Saved entries:
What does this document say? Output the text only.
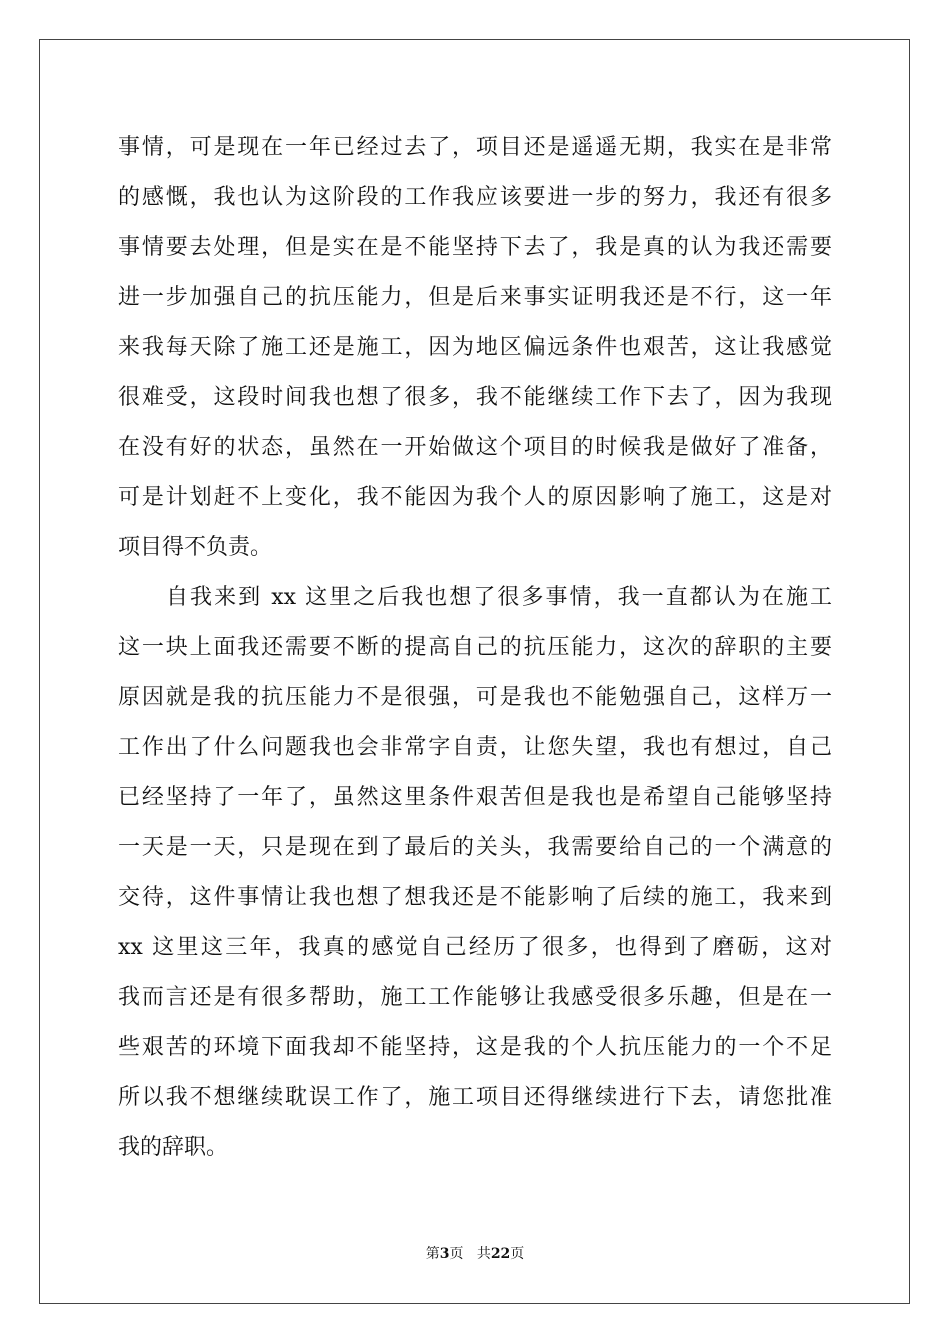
事情，可是现在一年已经过去了，项目还是遥遥无期，我实在是非常
的感慨，我也认为这阶段的工作我应该要进一步的努力，我还有很多
事情要去处理，但是实在是不能坚持下去了，我是真的认为我还需要
进一步加强自己的抗压能力，但是后来事实证明我还是不行，这一年
来我每天除了施工还是施工，因为地区偏远条件也艰苦，这让我感觉
很难受，这段时间我也想了很多，我不能继续工作下去了，因为我现
在没有好的状态，虽然在一开始做这个项目的时候我是做好了准备，
可是计划赶不上变化，我不能因为我个人的原因影响了施工，这是对
项目得不负责。
自我来到 xx 这里之后我也想了很多事情，我一直都认为在施工
这一块上面我还需要不断的提高自己的抗压能力，这次的辞职的主要
原因就是我的抗压能力不是很强，可是我也不能勉强自己，这样万一
工作出了什么问题我也会非常字自责，让您失望，我也有想过，自己
已经坚持了一年了，虽然这里条件艰苦但是我也是希望自己能够坚持
一天是一天，只是现在到了最后的关头，我需要给自己的一个满意的
交待，这件事情让我也想了想我还是不能影响了后续的施工，我来到
xx 这里这三年，我真的感觉自己经历了很多，也得到了磨砺，这对
我而言还是有很多帮助，施工工作能够让我感受很多乐趣，但是在一
些艰苦的环境下面我却不能坚持，这是我的个人抗压能力的一个不足
所以我不想继续耽误工作了，施工项目还得继续进行下去，请您批准
我的辞职。
第3页 共22页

● **Work instructions**: All of the lines above should be printed exactly, minus the pictures.

● **Result of the task**:
What does this document say? Output the text only.
事情，可是现在一年已经过去了，项目还是遥遥无期，我实在是非常
的感慨，我也认为这阶段的工作我应该要进一步的努力，我还有很多
事情要去处理，但是实在是不能坚持下去了，我是真的认为我还需要
进一步加强自己的抗压能力，但是后来事实证明我还是不行，这一年
来我每天除了施工还是施工，因为地区偏远条件也艰苦，这让我感觉
很难受，这段时间我也想了很多，我不能继续工作下去了，因为我现
在没有好的状态，虽然在一开始做这个项目的时候我是做好了准备，
可是计划赶不上变化，我不能因为我个人的原因影响了施工，这是对
项目得不负责。
自我来到 xx 这里之后我也想了很多事情，我一直都认为在施工
这一块上面我还需要不断的提高自己的抗压能力，这次的辞职的主要
原因就是我的抗压能力不是很强，可是我也不能勉强自己，这样万一
工作出了什么问题我也会非常字自责，让您失望，我也有想过，自己
已经坚持了一年了，虽然这里条件艰苦但是我也是希望自己能够坚持
一天是一天，只是现在到了最后的关头，我需要给自己的一个满意的
交待，这件事情让我也想了想我还是不能影响了后续的施工，我来到
xx 这里这三年，我真的感觉自己经历了很多，也得到了磨砺，这对
我而言还是有很多帮助，施工工作能够让我感受很多乐趣，但是在一
些艰苦的环境下面我却不能坚持，这是我的个人抗压能力的一个不足
所以我不想继续耽误工作了，施工项目还得继续进行下去，请您批准
我的辞职。
第3页 共22页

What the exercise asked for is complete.